⟨

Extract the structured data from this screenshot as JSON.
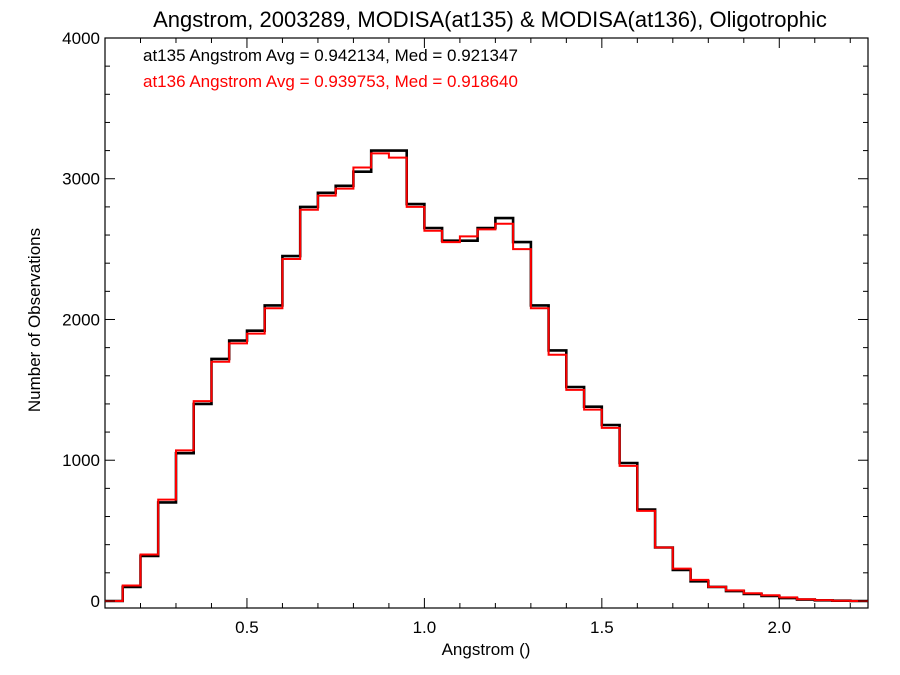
{
  "chart_data": {
    "type": "line",
    "title": "Angstrom, 2003289, MODISA(at135) & MODISA(at136), Oligotrophic",
    "xlabel": "Angstrom ()",
    "ylabel": "Number of Observations",
    "xlim": [
      0.1,
      2.25
    ],
    "ylim": [
      -50,
      4000
    ],
    "xticks": [
      0.5,
      1.0,
      1.5,
      2.0
    ],
    "xtick_labels": [
      "0.5",
      "1.0",
      "1.5",
      "2.0"
    ],
    "yticks": [
      0,
      1000,
      2000,
      3000,
      4000
    ],
    "ytick_labels": [
      "0",
      "1000",
      "2000",
      "3000",
      "4000"
    ],
    "grid": false,
    "step": true,
    "annotations": [
      {
        "text": "at135 Angstrom Avg = 0.942134, Med = 0.921347",
        "color": "#000000"
      },
      {
        "text": "at136 Angstrom Avg = 0.939753, Med = 0.918640",
        "color": "#ff0000"
      }
    ],
    "series": [
      {
        "color": "#000000",
        "x": [
          0.1,
          0.15,
          0.2,
          0.25,
          0.3,
          0.35,
          0.4,
          0.45,
          0.5,
          0.55,
          0.6,
          0.65,
          0.7,
          0.75,
          0.8,
          0.85,
          0.9,
          0.95,
          1.0,
          1.05,
          1.1,
          1.15,
          1.2,
          1.25,
          1.3,
          1.35,
          1.4,
          1.45,
          1.5,
          1.55,
          1.6,
          1.65,
          1.7,
          1.75,
          1.8,
          1.85,
          1.9,
          1.95,
          2.0,
          2.05,
          2.1,
          2.15,
          2.2,
          2.25
        ],
        "y": [
          0,
          100,
          320,
          700,
          1050,
          1400,
          1720,
          1850,
          1920,
          2100,
          2450,
          2800,
          2900,
          2950,
          3050,
          3200,
          3200,
          2820,
          2650,
          2560,
          2560,
          2650,
          2720,
          2550,
          2100,
          1780,
          1520,
          1380,
          1250,
          980,
          650,
          380,
          220,
          140,
          100,
          70,
          50,
          35,
          20,
          10,
          5,
          2,
          0,
          0
        ]
      },
      {
        "color": "#ff0000",
        "x": [
          0.1,
          0.15,
          0.2,
          0.25,
          0.3,
          0.35,
          0.4,
          0.45,
          0.5,
          0.55,
          0.6,
          0.65,
          0.7,
          0.75,
          0.8,
          0.85,
          0.9,
          0.95,
          1.0,
          1.05,
          1.1,
          1.15,
          1.2,
          1.25,
          1.3,
          1.35,
          1.4,
          1.45,
          1.5,
          1.55,
          1.6,
          1.65,
          1.7,
          1.75,
          1.8,
          1.85,
          1.9,
          1.95,
          2.0,
          2.05,
          2.1,
          2.15,
          2.2,
          2.25
        ],
        "y": [
          0,
          110,
          330,
          720,
          1070,
          1420,
          1700,
          1830,
          1900,
          2080,
          2430,
          2780,
          2880,
          2930,
          3080,
          3180,
          3150,
          2800,
          2630,
          2550,
          2590,
          2640,
          2680,
          2500,
          2080,
          1750,
          1500,
          1360,
          1230,
          960,
          640,
          380,
          230,
          150,
          100,
          75,
          55,
          40,
          25,
          12,
          6,
          2,
          0,
          0
        ]
      }
    ]
  }
}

⟩

◆ **Problem details**
Lines that hold "text" are the ones to copy; find all of them.

◆ **The result**
        "text": "at135 Angstrom Avg = 0.942134, Med = 0.921347",
        "text": "at136 Angstrom Avg = 0.939753, Med = 0.918640",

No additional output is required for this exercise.